----- Exercise input -----
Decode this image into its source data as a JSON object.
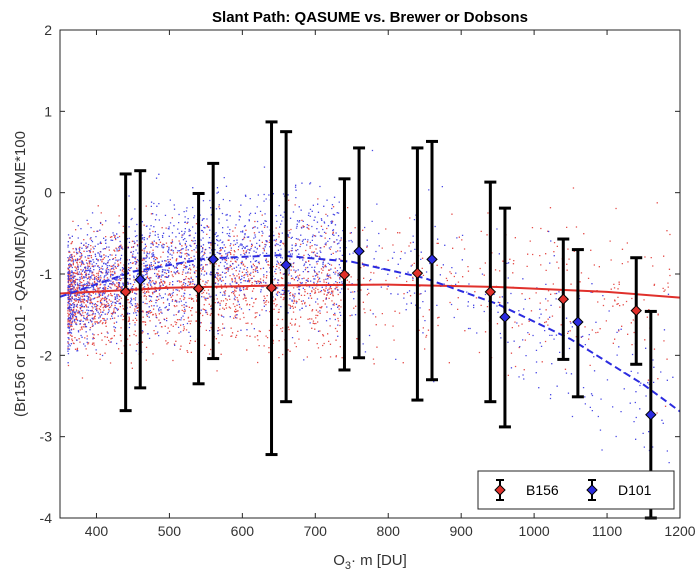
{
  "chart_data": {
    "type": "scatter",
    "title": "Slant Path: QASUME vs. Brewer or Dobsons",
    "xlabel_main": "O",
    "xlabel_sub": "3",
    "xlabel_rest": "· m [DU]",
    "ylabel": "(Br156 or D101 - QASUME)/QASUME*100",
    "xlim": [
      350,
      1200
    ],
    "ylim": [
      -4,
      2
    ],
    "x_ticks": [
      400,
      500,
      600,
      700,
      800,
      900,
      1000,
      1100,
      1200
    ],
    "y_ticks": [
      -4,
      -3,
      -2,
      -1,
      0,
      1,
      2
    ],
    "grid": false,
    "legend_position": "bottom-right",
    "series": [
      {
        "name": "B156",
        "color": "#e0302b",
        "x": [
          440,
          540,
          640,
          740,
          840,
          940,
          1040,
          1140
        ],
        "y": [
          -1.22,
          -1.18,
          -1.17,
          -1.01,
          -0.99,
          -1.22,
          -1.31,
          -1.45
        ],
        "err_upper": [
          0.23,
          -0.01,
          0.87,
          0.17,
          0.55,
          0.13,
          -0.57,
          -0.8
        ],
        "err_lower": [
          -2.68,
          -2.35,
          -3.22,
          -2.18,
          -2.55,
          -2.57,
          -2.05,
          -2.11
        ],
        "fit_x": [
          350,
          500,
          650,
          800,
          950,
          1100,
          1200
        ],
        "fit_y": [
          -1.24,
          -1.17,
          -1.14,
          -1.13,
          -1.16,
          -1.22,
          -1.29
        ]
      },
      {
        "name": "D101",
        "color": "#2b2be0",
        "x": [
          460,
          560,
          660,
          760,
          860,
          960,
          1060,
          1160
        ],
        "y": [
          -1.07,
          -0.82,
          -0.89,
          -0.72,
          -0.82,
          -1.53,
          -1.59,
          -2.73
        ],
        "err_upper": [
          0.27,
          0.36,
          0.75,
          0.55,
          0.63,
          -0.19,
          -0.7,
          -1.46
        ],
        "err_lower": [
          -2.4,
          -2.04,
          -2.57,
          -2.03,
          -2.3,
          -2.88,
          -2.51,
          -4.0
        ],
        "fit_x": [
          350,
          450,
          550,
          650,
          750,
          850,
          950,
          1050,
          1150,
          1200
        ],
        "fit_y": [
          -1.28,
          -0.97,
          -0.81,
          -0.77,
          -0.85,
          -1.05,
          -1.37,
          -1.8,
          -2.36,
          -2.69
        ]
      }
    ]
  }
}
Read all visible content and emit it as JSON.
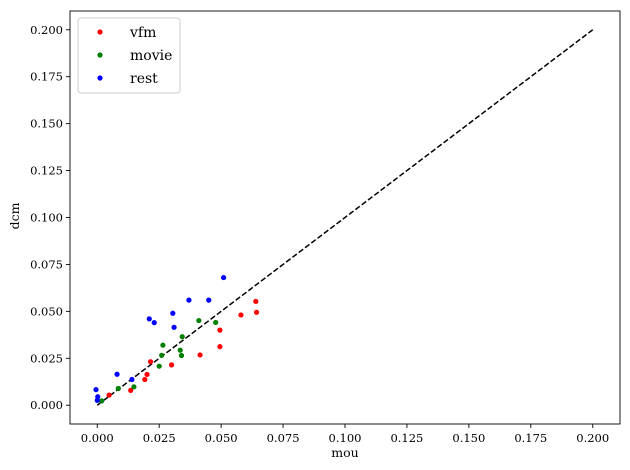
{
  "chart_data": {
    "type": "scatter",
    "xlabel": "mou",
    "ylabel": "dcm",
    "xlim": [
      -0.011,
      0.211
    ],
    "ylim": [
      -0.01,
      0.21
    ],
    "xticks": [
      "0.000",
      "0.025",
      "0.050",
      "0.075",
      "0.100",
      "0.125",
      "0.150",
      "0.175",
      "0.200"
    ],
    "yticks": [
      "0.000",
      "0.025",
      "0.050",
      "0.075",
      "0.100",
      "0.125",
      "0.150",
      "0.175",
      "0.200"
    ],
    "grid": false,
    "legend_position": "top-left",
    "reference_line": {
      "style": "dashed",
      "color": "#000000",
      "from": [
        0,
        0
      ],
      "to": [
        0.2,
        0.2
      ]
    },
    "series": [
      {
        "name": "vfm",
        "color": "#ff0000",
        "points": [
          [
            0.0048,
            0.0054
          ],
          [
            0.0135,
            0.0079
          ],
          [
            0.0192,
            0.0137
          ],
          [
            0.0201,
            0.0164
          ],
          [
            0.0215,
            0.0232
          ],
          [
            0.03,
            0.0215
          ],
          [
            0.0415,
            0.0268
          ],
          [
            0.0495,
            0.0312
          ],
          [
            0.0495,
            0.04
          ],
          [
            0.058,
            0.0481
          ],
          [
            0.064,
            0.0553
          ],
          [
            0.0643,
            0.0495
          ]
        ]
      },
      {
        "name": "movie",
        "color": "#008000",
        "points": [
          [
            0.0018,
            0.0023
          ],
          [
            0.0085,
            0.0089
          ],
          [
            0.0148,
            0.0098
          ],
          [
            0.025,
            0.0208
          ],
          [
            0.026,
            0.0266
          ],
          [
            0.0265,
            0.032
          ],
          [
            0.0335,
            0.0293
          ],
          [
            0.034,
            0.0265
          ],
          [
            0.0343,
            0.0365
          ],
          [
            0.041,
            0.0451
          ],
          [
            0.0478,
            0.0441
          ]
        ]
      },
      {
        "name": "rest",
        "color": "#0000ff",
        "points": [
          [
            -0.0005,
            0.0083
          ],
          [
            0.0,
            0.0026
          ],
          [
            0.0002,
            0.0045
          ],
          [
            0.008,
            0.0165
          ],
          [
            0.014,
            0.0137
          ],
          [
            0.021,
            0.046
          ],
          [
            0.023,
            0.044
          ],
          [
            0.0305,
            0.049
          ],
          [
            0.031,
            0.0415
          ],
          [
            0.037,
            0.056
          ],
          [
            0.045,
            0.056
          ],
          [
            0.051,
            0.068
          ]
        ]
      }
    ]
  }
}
-----
Your goal: Copy all lines from the data that hold the word "name".

Complete response:
        "name": "B156",
        "name": "D101",
        "name": "vfm",
        "name": "movie",
        "name": "rest",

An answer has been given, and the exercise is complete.